EXERCISE GOAL: Copy every record below exactly as written, but leave out the pictures.

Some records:

>>>

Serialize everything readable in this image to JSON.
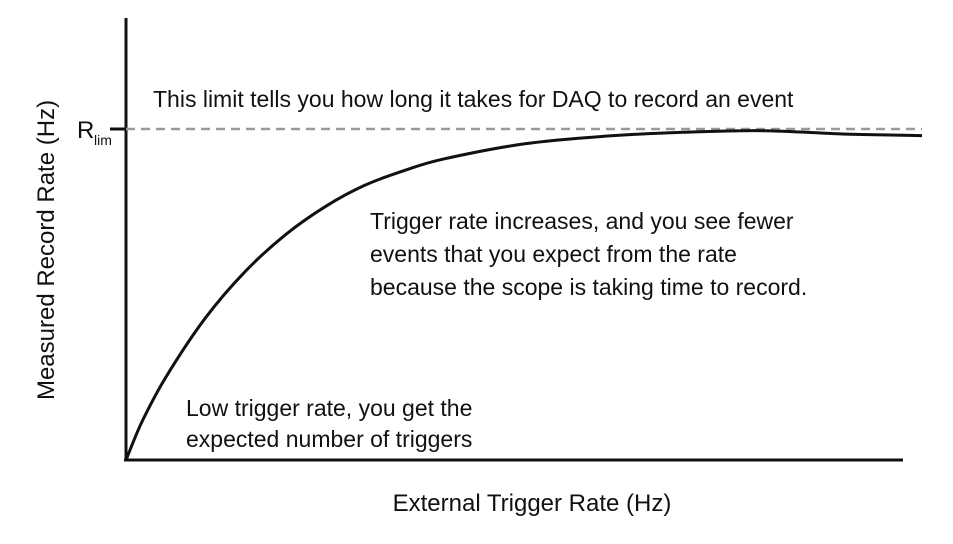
{
  "chart_data": {
    "type": "line",
    "title": "",
    "xlabel": "External Trigger Rate (Hz)",
    "ylabel": "Measured Record Rate (Hz)",
    "limit_label": {
      "main": "R",
      "sub": "lim"
    },
    "xlim": [
      0,
      1
    ],
    "ylim": [
      0,
      1
    ],
    "limit_value": 1,
    "series": [
      {
        "x": [
          0,
          0.02,
          0.05,
          0.1,
          0.15,
          0.2,
          0.25,
          0.3,
          0.35,
          0.4,
          0.5,
          0.6,
          0.7,
          0.8,
          0.9,
          1.0
        ],
        "y": [
          0,
          0.115,
          0.25,
          0.43,
          0.57,
          0.68,
          0.765,
          0.83,
          0.875,
          0.91,
          0.955,
          0.978,
          0.99,
          0.995,
          0.985,
          0.98
        ]
      }
    ],
    "annotations": [
      {
        "key": "limit",
        "lines": [
          "This limit tells you how long it takes for DAQ to record an event"
        ]
      },
      {
        "key": "middle",
        "lines": [
          "Trigger rate increases, and you see fewer",
          "events that you expect from the rate",
          "because the scope is taking time to record."
        ]
      },
      {
        "key": "low",
        "lines": [
          "Low trigger rate, you get the",
          "expected number of triggers"
        ]
      }
    ],
    "grid": false
  },
  "colors": {
    "axis": "#111111",
    "curve": "#111111",
    "limit_line": "#9a9a9a",
    "text": "#111111",
    "background": "#ffffff"
  }
}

<<<

RESPONSE:
Serialize everything readable in this image to JSON.
{
  "chart_data": {
    "type": "line",
    "title": "",
    "xlabel": "External Trigger Rate (Hz)",
    "ylabel": "Measured Record Rate (Hz)",
    "limit_label": {
      "main": "R",
      "sub": "lim"
    },
    "xlim": [
      0,
      1
    ],
    "ylim": [
      0,
      1
    ],
    "limit_value": 1,
    "series": [
      {
        "x": [
          0,
          0.02,
          0.05,
          0.1,
          0.15,
          0.2,
          0.25,
          0.3,
          0.35,
          0.4,
          0.5,
          0.6,
          0.7,
          0.8,
          0.9,
          1.0
        ],
        "y": [
          0,
          0.115,
          0.25,
          0.43,
          0.57,
          0.68,
          0.765,
          0.83,
          0.875,
          0.91,
          0.955,
          0.978,
          0.99,
          0.995,
          0.985,
          0.98
        ]
      }
    ],
    "annotations": [
      {
        "key": "limit",
        "lines": [
          "This limit tells you how long it takes for DAQ to record an event"
        ]
      },
      {
        "key": "middle",
        "lines": [
          "Trigger rate increases, and you see fewer",
          "events that you expect from the rate",
          "because the scope is taking time to record."
        ]
      },
      {
        "key": "low",
        "lines": [
          "Low trigger rate, you get the",
          "expected number of triggers"
        ]
      }
    ],
    "grid": false
  },
  "colors": {
    "axis": "#111111",
    "curve": "#111111",
    "limit_line": "#9a9a9a",
    "text": "#111111",
    "background": "#ffffff"
  }
}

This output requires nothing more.